-- BEGIN RECORDED DATA --

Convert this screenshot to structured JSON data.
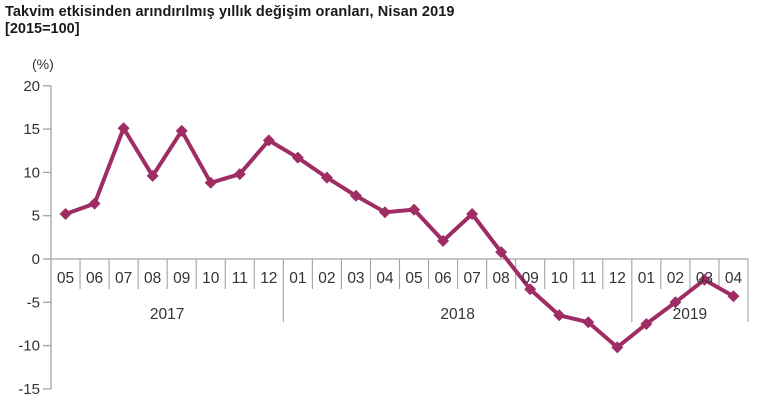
{
  "title": "Takvim etkisinden arındırılmış yıllık değişim oranları, Nisan 2019",
  "subtitle": "[2015=100]",
  "unit_label": "(%)",
  "chart_data": {
    "type": "line",
    "title": "Takvim etkisinden arındırılmış yıllık değişim oranları, Nisan 2019 [2015=100]",
    "ylabel": "(%)",
    "ylim": [
      -15,
      20
    ],
    "yticks": [
      20,
      15,
      10,
      5,
      0,
      -5,
      -10,
      -15
    ],
    "grid": "zero-line-only",
    "legend": "none",
    "marker": "diamond",
    "line_color": "#9E2D63",
    "axis_color": "#A3A3A3",
    "label_color": "#333333",
    "year_groups": [
      {
        "year": "2017",
        "months": [
          "05",
          "06",
          "07",
          "08",
          "09",
          "10",
          "11",
          "12"
        ],
        "values": [
          5.2,
          6.4,
          15.1,
          9.6,
          14.8,
          8.8,
          9.8,
          13.7
        ]
      },
      {
        "year": "2018",
        "months": [
          "01",
          "02",
          "03",
          "04",
          "05",
          "06",
          "07",
          "08",
          "09",
          "10",
          "11",
          "12"
        ],
        "values": [
          11.7,
          9.4,
          7.3,
          5.4,
          5.7,
          2.1,
          5.2,
          0.8,
          -3.5,
          -6.5,
          -7.3,
          -10.2
        ]
      },
      {
        "year": "2019",
        "months": [
          "01",
          "02",
          "03",
          "04"
        ],
        "values": [
          -7.5,
          -5.0,
          -2.4,
          -4.3
        ]
      }
    ]
  }
}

-- END RECORDED DATA --

* _WORK INSTRUCTIONS_: Transcribe every line from the records above without alteration, and leave out the images.

* _SOLUTION TO THIS PROBLEM_:
Convert this screenshot to structured JSON data.
{
  "title": "Takvim etkisinden arındırılmış yıllık değişim oranları, Nisan 2019",
  "subtitle": "[2015=100]",
  "unit_label": "(%)",
  "chart_data": {
    "type": "line",
    "title": "Takvim etkisinden arındırılmış yıllık değişim oranları, Nisan 2019 [2015=100]",
    "ylabel": "(%)",
    "ylim": [
      -15,
      20
    ],
    "yticks": [
      20,
      15,
      10,
      5,
      0,
      -5,
      -10,
      -15
    ],
    "grid": "zero-line-only",
    "legend": "none",
    "marker": "diamond",
    "line_color": "#9E2D63",
    "axis_color": "#A3A3A3",
    "label_color": "#333333",
    "year_groups": [
      {
        "year": "2017",
        "months": [
          "05",
          "06",
          "07",
          "08",
          "09",
          "10",
          "11",
          "12"
        ],
        "values": [
          5.2,
          6.4,
          15.1,
          9.6,
          14.8,
          8.8,
          9.8,
          13.7
        ]
      },
      {
        "year": "2018",
        "months": [
          "01",
          "02",
          "03",
          "04",
          "05",
          "06",
          "07",
          "08",
          "09",
          "10",
          "11",
          "12"
        ],
        "values": [
          11.7,
          9.4,
          7.3,
          5.4,
          5.7,
          2.1,
          5.2,
          0.8,
          -3.5,
          -6.5,
          -7.3,
          -10.2
        ]
      },
      {
        "year": "2019",
        "months": [
          "01",
          "02",
          "03",
          "04"
        ],
        "values": [
          -7.5,
          -5.0,
          -2.4,
          -4.3
        ]
      }
    ]
  }
}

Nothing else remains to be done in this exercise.